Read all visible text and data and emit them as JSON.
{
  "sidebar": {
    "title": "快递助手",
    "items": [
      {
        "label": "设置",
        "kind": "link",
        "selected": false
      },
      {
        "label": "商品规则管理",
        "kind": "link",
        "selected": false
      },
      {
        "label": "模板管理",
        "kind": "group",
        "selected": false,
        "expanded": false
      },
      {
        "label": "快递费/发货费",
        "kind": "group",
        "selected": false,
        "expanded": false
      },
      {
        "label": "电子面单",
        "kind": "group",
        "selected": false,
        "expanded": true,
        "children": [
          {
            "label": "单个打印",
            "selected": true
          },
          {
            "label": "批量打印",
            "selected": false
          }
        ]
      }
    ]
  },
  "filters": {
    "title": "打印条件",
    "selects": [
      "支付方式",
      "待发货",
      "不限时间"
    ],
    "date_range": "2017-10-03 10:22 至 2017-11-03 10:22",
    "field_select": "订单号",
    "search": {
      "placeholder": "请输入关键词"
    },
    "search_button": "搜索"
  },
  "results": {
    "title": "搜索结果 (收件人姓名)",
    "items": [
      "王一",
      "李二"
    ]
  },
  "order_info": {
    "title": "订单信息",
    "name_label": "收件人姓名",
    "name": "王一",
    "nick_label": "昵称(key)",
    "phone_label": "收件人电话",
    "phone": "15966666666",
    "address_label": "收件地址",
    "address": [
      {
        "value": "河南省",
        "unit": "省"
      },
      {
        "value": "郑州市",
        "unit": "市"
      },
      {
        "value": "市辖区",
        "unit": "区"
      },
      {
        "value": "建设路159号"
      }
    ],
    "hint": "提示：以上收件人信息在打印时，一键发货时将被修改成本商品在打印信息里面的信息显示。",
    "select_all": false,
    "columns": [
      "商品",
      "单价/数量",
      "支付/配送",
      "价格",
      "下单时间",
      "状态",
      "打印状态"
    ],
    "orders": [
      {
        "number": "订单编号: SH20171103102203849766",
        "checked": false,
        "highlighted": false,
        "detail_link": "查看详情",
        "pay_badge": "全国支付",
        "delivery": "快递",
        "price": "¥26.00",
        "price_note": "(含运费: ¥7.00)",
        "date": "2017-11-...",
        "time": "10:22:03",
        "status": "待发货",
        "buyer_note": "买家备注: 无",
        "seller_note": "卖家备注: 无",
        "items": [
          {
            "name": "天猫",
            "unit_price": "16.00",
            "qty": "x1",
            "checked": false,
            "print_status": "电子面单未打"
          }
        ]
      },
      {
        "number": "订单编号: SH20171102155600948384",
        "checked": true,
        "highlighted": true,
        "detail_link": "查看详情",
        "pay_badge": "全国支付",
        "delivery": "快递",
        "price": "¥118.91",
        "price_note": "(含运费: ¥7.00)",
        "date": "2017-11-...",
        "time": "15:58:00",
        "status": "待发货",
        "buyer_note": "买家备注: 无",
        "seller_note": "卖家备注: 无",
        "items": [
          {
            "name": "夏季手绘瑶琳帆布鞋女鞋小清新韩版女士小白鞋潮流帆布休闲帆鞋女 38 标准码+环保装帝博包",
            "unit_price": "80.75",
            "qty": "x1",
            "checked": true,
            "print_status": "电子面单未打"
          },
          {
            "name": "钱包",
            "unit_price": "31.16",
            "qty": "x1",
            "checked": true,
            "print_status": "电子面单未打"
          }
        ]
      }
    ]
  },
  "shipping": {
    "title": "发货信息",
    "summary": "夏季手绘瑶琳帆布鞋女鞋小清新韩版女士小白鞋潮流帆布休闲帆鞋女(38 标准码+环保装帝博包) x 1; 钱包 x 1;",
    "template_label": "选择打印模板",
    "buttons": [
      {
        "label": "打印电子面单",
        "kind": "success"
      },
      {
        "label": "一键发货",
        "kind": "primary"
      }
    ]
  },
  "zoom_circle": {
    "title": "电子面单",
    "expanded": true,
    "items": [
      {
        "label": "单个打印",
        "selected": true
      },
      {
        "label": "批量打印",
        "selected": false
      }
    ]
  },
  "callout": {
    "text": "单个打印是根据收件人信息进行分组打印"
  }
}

Set exercise -> Where a line holds "highlighted", copy that line.

Response below ->
        "highlighted": false,
        "highlighted": true,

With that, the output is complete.